- Activity A: According to the text on tumor-specific APA regulation in cancer, how many samples were analyzed in total?
- Activity B: Extend the text on tumor-specific APA regulation in cancer, picking up right after its final sentence.

*** Extracted text

Of the 33 genes reported herein, 18 show tumor-specific APA regulation in a single cancer. We propose two potential reasons for the lack of recurrence for these events. First, a gene undergoing tumor-specific APA regulation in one cancer may not do so in another. This includes cases where APA regulation in multiple cancer types may be following different patterns, as we have highlighted for RNF43. Second, we expect the requirement of concurrent increase/decrease in CS frequencies to reduce our sensitivity in detecting APA regulation events. As a result, some tumor-specific APA regulation events may indeed be recurrent in other cancer types, but below the detection limit of our approach.
This work presents the results of a targeted analysis. The 114 genes we selected are not only cancer-related, but also display a range of 3′-end patterns from simple (e.g. FGF2) to complex (e.g. CDKN2A); thus, they are suitable for studying tumor-specific APA and demonstrating the complexities of APA regulation in human cancers. We acknowledge their limitation in showing genome-wide tumor-specific APA regulations. Still, the genes inspected in our study reveal that APA regulation in cancer is more complex than previously thought. Despite our stringent requirements for reporting a tumor-specific APA regulation event, a sizable proportion of APA genes (33/114) were identified, and about half of them (15/33) show recurrent tumor-specific APA regulation across multiple cancers. Therefore, we think that the specific events reported herein represent a wider phenomena, and that many more additional events of tumor-specific APA regulation remain to be discovered.
Conclusions
We identified widespread recurrent tumor-specific APA regulation across multiple TCGA cancers, using standard RNA-Seq data. We observed a wide spread complex APA regulatory regime, with many genes using multiple CSs. This new perspective demands a specialized vocabulary to describe APA, as the conventional paradigm of 3’ UTR shortening/lengthening is insufficient to describe these observations. Further understanding of this complex process would also yield insight into the potential functional consequences of APA in normal and disease states.
Methods
RNA-Seq data
We used a copy of the TCGA RNA-Seq data hosted by the Institute for Systems Biology-Cancer Genomics Cloud (ISB-CGC) pilot on the Google Cloud Storage, part of the Google Cloud Platform (GCP), mirroring the repository hosted at the NCI Genomic Data Commons (GDC, https://gdc.cancer.gov/). In total, 10,668 samples were analyzed, with each sample identified by a unique analysis ID. Sample types are generalized as ‘normal’ (solid tissue normal) and ‘tumor’ (which includes primary solid tumor, metastatic, recurrent solid tumor, additional - new primary). A more detailed description of the protocols for data collection is provided in Additional file 4: Supplementary Methods.

******
*** Recorded data

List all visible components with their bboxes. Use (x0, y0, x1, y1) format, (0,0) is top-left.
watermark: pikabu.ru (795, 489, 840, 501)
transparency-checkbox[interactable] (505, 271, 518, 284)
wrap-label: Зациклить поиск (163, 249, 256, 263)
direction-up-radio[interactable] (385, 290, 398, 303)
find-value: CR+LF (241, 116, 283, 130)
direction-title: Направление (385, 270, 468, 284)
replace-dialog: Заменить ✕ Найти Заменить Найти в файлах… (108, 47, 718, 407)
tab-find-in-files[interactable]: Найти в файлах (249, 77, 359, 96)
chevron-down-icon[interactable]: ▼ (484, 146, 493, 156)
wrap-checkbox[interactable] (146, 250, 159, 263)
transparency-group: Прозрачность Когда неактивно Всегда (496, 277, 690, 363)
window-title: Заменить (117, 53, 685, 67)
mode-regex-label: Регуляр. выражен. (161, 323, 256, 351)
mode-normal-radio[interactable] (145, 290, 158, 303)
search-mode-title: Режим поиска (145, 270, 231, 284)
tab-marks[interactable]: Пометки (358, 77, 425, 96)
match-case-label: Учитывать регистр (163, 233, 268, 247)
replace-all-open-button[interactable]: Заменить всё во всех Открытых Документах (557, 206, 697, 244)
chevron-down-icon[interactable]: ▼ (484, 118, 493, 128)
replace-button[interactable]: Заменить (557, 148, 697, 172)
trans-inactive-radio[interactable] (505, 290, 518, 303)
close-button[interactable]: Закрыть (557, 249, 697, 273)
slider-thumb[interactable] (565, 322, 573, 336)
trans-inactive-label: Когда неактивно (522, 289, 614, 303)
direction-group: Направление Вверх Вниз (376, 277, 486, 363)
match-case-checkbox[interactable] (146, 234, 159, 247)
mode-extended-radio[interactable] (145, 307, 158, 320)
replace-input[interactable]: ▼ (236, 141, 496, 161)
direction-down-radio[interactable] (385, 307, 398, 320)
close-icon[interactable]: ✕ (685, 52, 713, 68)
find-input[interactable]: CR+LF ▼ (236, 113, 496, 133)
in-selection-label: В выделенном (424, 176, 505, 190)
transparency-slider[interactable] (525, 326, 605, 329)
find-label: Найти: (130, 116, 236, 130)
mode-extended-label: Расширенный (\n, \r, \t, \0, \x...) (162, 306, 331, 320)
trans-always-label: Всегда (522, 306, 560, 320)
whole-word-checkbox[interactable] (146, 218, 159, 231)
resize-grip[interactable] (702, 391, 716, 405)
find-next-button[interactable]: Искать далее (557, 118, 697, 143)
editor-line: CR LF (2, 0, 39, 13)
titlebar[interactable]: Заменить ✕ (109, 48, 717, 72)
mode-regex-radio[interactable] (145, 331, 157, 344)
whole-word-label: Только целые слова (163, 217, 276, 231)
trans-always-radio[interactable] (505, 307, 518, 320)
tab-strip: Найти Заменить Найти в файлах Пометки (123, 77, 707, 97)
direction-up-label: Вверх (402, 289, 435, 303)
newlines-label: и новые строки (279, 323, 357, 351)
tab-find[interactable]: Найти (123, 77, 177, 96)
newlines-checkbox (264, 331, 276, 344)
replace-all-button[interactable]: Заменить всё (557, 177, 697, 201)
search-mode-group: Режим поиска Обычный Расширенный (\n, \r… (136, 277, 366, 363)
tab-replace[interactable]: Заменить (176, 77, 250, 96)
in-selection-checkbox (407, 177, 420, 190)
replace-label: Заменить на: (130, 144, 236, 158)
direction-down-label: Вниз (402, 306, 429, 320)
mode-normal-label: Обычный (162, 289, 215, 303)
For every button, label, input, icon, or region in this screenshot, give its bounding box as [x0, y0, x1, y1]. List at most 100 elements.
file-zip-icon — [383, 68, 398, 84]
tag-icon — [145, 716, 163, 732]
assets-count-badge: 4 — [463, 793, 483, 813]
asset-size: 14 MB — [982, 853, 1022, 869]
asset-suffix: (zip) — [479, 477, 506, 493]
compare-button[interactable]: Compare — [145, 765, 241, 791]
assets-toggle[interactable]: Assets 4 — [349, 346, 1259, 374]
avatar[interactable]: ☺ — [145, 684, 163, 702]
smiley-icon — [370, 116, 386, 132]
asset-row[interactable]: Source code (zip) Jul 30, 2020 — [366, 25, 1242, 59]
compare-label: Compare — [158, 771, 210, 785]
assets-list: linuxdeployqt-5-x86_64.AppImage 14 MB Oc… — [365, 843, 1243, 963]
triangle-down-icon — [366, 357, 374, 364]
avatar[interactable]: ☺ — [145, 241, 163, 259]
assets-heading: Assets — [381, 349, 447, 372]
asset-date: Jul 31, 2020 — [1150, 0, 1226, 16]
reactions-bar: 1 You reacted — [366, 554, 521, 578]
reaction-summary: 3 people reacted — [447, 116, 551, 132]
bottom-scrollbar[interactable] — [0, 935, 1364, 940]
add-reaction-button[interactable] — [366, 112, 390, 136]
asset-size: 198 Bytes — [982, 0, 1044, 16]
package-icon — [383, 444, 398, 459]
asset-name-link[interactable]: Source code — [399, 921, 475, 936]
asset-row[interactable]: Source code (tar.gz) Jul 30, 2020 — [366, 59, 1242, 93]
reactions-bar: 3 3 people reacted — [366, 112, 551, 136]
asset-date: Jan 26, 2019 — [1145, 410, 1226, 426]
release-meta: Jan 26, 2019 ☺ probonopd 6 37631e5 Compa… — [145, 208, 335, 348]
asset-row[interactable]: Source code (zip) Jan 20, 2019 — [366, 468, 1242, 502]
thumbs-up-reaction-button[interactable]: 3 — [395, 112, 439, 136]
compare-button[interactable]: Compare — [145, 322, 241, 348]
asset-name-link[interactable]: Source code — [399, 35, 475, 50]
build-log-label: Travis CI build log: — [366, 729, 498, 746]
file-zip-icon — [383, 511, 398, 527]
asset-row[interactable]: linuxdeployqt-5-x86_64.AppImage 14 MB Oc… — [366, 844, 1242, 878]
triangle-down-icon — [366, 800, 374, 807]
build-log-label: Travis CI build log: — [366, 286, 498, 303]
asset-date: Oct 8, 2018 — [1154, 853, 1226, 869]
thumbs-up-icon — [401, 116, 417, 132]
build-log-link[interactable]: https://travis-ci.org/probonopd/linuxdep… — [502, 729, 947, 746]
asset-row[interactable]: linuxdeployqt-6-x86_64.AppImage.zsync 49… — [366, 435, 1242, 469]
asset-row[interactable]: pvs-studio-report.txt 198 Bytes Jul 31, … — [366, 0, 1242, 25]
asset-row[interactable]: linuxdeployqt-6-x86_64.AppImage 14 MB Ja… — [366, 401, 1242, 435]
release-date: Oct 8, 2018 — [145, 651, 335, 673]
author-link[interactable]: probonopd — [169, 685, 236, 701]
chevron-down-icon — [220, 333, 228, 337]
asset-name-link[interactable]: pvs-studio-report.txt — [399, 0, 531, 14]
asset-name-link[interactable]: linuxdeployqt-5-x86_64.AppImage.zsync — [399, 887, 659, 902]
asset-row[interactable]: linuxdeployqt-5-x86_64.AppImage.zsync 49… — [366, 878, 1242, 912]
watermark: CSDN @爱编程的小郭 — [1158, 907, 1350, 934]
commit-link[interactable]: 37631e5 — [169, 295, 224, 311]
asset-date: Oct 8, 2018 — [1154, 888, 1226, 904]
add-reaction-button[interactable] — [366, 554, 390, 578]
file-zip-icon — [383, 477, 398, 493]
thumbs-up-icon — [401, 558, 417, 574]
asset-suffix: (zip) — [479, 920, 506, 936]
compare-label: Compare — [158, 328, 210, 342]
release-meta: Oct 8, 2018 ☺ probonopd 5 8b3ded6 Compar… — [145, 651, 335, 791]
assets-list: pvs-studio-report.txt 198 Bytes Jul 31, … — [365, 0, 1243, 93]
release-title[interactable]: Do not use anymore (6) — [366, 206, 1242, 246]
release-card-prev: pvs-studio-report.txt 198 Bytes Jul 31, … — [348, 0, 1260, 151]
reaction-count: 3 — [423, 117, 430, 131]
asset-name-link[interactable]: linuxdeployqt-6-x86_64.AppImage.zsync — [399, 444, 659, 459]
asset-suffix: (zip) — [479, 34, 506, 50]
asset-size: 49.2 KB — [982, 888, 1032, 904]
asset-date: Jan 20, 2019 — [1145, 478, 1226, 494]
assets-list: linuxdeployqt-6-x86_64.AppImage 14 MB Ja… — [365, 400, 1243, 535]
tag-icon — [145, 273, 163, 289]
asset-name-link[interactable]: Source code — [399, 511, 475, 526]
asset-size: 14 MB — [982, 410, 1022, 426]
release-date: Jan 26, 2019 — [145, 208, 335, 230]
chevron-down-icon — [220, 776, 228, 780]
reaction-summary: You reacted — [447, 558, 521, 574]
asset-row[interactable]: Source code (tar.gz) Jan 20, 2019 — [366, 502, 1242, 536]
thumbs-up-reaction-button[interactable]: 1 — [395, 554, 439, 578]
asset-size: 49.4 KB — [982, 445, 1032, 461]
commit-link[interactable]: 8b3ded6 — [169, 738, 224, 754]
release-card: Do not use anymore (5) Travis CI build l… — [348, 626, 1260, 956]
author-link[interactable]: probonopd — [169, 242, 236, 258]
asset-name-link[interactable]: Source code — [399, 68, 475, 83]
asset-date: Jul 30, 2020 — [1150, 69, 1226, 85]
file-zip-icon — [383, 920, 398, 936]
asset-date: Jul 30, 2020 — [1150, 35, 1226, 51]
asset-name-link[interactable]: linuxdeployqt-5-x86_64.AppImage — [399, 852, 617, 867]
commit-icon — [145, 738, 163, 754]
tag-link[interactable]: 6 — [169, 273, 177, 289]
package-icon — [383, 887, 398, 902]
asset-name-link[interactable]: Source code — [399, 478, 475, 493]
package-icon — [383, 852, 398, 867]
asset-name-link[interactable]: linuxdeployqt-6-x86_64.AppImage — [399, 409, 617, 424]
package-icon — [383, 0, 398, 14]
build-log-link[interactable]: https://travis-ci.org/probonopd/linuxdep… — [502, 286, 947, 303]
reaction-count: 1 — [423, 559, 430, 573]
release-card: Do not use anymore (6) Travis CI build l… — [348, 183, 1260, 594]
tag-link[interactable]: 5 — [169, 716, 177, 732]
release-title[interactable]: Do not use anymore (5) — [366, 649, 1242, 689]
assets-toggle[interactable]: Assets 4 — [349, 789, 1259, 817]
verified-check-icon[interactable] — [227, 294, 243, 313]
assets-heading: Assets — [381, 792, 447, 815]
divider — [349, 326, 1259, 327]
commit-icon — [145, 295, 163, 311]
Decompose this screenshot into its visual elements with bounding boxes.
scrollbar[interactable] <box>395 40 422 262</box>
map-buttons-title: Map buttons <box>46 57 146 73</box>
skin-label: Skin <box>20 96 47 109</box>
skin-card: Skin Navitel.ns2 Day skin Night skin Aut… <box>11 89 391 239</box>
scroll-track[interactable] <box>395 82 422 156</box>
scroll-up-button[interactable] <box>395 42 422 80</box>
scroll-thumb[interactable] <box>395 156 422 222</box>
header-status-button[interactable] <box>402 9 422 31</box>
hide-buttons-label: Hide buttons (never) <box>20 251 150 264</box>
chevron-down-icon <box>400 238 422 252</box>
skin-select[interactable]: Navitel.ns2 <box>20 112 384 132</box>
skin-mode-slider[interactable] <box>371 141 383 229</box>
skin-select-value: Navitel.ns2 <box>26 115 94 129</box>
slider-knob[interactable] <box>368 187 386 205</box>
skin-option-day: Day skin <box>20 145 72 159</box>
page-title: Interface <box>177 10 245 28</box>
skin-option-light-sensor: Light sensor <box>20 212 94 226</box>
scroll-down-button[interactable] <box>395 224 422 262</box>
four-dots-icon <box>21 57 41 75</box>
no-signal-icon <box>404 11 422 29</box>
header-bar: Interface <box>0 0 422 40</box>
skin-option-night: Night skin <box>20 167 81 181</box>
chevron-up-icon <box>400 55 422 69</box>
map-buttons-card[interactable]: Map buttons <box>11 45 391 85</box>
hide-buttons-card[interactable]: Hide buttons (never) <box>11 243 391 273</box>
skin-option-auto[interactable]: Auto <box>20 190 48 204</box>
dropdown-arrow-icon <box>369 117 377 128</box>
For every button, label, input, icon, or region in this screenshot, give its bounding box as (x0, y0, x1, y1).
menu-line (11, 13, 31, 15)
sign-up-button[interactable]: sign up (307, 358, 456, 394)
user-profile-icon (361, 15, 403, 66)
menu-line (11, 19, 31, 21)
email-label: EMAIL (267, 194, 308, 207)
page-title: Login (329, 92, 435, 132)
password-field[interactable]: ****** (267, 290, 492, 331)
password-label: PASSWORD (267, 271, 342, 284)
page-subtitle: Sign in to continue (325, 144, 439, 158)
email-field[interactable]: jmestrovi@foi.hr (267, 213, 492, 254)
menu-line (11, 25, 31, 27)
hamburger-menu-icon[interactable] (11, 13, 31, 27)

******

- Expected answer A: 10,668 samples were analyzed.

- Expected answer B:
Design of the targeted CS prediction pipeline
RNA-Seq reads were first filtered against the candidate genes using the biobloomcategorizer utility from BioBloomTools (BBT) [35]. The resulting categorized reads were then assembled into contigs with Trans-ABySS [36], and these contigs were in turn aligned to the reference human genome with GMAP [37]. The raw reads were aligned to both the assembled contigs with BWA [38], and the reference genome with GSNAP [39]. Both contig-to-genome and read-to-contig alignment results were used to predict CSs with KLEAT [21], and the read-to-genome alignments were used for both expression level quantification and assessment of KLEAT predictions.
Implementation of the pipeline
The pipeline was implemented in Python with the Ruffus framework [40]. The software used include SAMtools-0.1.18 [41], BioBloom tools-2.0.12 [35], Trans-ABySS-1.5.2 [36], ABySS-1.5.2 [42], GMAP-2014-12-28 [37, 39], and BWA-0.7.12 [38]. The source code also includes a copy of the specific version of KLEAT.py used in this study. For its use on the GCP, a Docker image of the pipeline can be built from the Dockerfile included in the source code.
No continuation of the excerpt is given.